## [Material to process]
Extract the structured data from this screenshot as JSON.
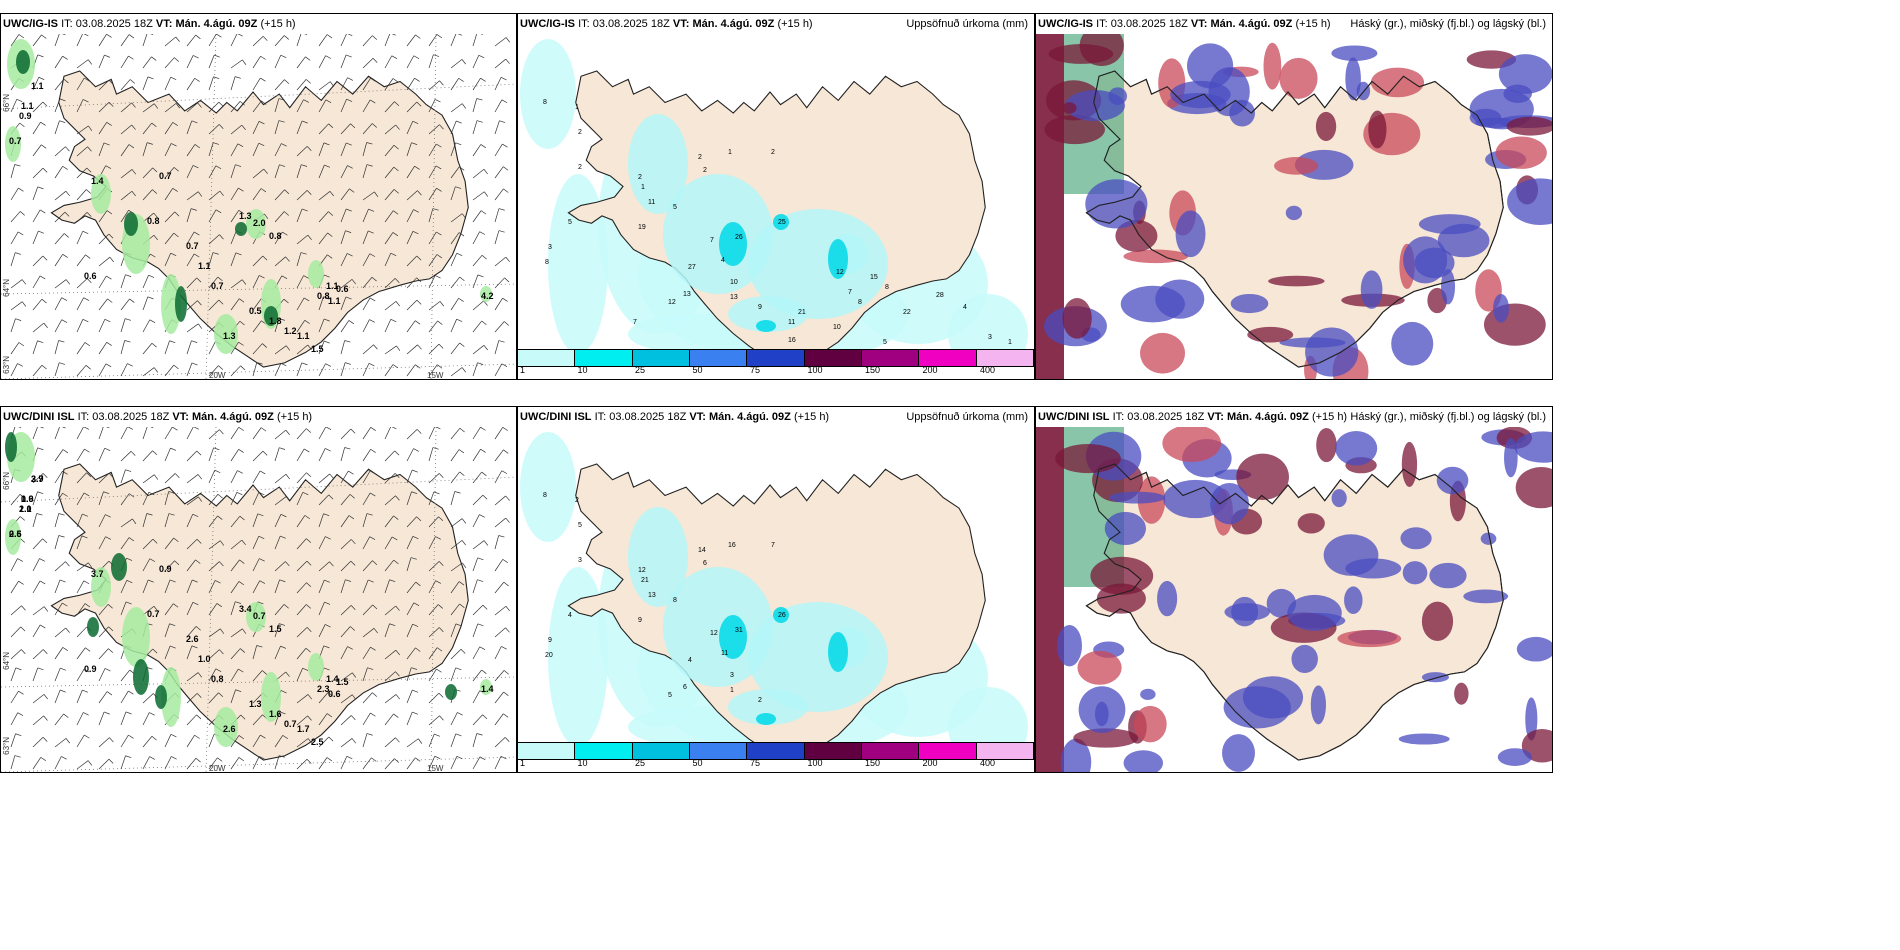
{
  "rows": [
    {
      "model": "UWC/IG-IS",
      "it_label": "IT:",
      "it_value": "03.08.2025 18Z",
      "vt_label": "VT:",
      "vt_value": "Mán. 4.ágú. 09Z",
      "lead": "(+15 h)"
    },
    {
      "model": "UWC/DINI ISL",
      "it_label": "IT:",
      "it_value": "03.08.2025 18Z",
      "vt_label": "VT:",
      "vt_value": "Mán. 4.ágú. 09Z",
      "lead": "(+15 h)"
    }
  ],
  "panel_titles": {
    "precip": "Uppsöfnuð úrkoma (mm)",
    "cloud": "Háský (gr.), miðský (fj.bl.) og lágský (bl.)"
  },
  "axis_labels": {
    "lat66": "66°N",
    "lat64": "64°N",
    "lat63": "63°N",
    "lon20": "20W",
    "lon15": "15W"
  },
  "precip_legend": {
    "ticks": [
      "1",
      "10",
      "25",
      "50",
      "75",
      "100",
      "150",
      "200",
      "400"
    ],
    "colors": [
      "#c8fafa",
      "#00eef0",
      "#00c0e0",
      "#3a80f0",
      "#2040c8",
      "#600040",
      "#a00080",
      "#f000c0",
      "#f4b4f0"
    ]
  },
  "panel1_values_top": [
    "1.1",
    "1.1",
    "0.9",
    "0.7",
    "1.4",
    "0.7",
    "0.8",
    "1.3",
    "2.0",
    "0.8",
    "0.7",
    "1.1",
    "0.7",
    "0.6",
    "1.1",
    "0.8",
    "0.6",
    "1.1",
    "4.2",
    "0.5",
    "1.8",
    "1.2",
    "1.1",
    "1.5",
    "1.3"
  ],
  "panel1_values_bottom": [
    "3.9",
    "0.6",
    "1.0",
    "0.6",
    "3.7",
    "0.9",
    "0.7",
    "3.4",
    "0.7",
    "1.5",
    "2.6",
    "1.0",
    "0.8",
    "0.9",
    "1.4",
    "2.3",
    "1.5",
    "0.6",
    "1.4",
    "1.3",
    "1.6",
    "0.7",
    "1.7",
    "2.5",
    "2.6",
    "2.7",
    "1.9",
    "2.1",
    "2.5"
  ],
  "panel2_values_top": [
    "8",
    "1",
    "2",
    "2",
    "5",
    "3",
    "8",
    "2",
    "1",
    "2",
    "2",
    "2",
    "1",
    "11",
    "5",
    "19",
    "7",
    "4",
    "26",
    "25",
    "27",
    "10",
    "12",
    "13",
    "13",
    "9",
    "11",
    "7",
    "12",
    "8",
    "21",
    "16",
    "10",
    "15",
    "8",
    "22",
    "28",
    "5",
    "4",
    "3",
    "2",
    "1",
    "7",
    "6"
  ],
  "panel2_values_bottom": [
    "8",
    "2",
    "5",
    "3",
    "4",
    "9",
    "20",
    "14",
    "16",
    "6",
    "7",
    "12",
    "21",
    "13",
    "8",
    "9",
    "12",
    "11",
    "31",
    "26",
    "4",
    "3",
    "5",
    "6",
    "1",
    "2"
  ]
}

## [Task prompt]
All of the material above needs to be restated exactly, with no pictures.

## [Output for this task]
Extract the structured data from this screenshot as JSON.
{
  "rows": [
    {
      "model": "UWC/IG-IS",
      "it_label": "IT:",
      "it_value": "03.08.2025 18Z",
      "vt_label": "VT:",
      "vt_value": "Mán. 4.ágú. 09Z",
      "lead": "(+15 h)"
    },
    {
      "model": "UWC/DINI ISL",
      "it_label": "IT:",
      "it_value": "03.08.2025 18Z",
      "vt_label": "VT:",
      "vt_value": "Mán. 4.ágú. 09Z",
      "lead": "(+15 h)"
    }
  ],
  "panel_titles": {
    "precip": "Uppsöfnuð úrkoma (mm)",
    "cloud": "Háský (gr.), miðský (fj.bl.) og lágský (bl.)"
  },
  "axis_labels": {
    "lat66": "66°N",
    "lat64": "64°N",
    "lat63": "63°N",
    "lon20": "20W",
    "lon15": "15W"
  },
  "precip_legend": {
    "ticks": [
      "1",
      "10",
      "25",
      "50",
      "75",
      "100",
      "150",
      "200",
      "400"
    ],
    "colors": [
      "#c8fafa",
      "#00eef0",
      "#00c0e0",
      "#3a80f0",
      "#2040c8",
      "#600040",
      "#a00080",
      "#f000c0",
      "#f4b4f0"
    ]
  },
  "panel1_values_top": [
    "1.1",
    "1.1",
    "0.9",
    "0.7",
    "1.4",
    "0.7",
    "0.8",
    "1.3",
    "2.0",
    "0.8",
    "0.7",
    "1.1",
    "0.7",
    "0.6",
    "1.1",
    "0.8",
    "0.6",
    "1.1",
    "4.2",
    "0.5",
    "1.8",
    "1.2",
    "1.1",
    "1.5",
    "1.3"
  ],
  "panel1_values_bottom": [
    "3.9",
    "0.6",
    "1.0",
    "0.6",
    "3.7",
    "0.9",
    "0.7",
    "3.4",
    "0.7",
    "1.5",
    "2.6",
    "1.0",
    "0.8",
    "0.9",
    "1.4",
    "2.3",
    "1.5",
    "0.6",
    "1.4",
    "1.3",
    "1.6",
    "0.7",
    "1.7",
    "2.5",
    "2.6",
    "2.7",
    "1.9",
    "2.1",
    "2.5"
  ],
  "panel2_values_top": [
    "8",
    "1",
    "2",
    "2",
    "5",
    "3",
    "8",
    "2",
    "1",
    "2",
    "2",
    "2",
    "1",
    "11",
    "5",
    "19",
    "7",
    "4",
    "26",
    "25",
    "27",
    "10",
    "12",
    "13",
    "13",
    "9",
    "11",
    "7",
    "12",
    "8",
    "21",
    "16",
    "10",
    "15",
    "8",
    "22",
    "28",
    "5",
    "4",
    "3",
    "2",
    "1",
    "7",
    "6"
  ],
  "panel2_values_bottom": [
    "8",
    "2",
    "5",
    "3",
    "4",
    "9",
    "20",
    "14",
    "16",
    "6",
    "7",
    "12",
    "21",
    "13",
    "8",
    "9",
    "12",
    "11",
    "31",
    "26",
    "4",
    "3",
    "5",
    "6",
    "1",
    "2"
  ]
}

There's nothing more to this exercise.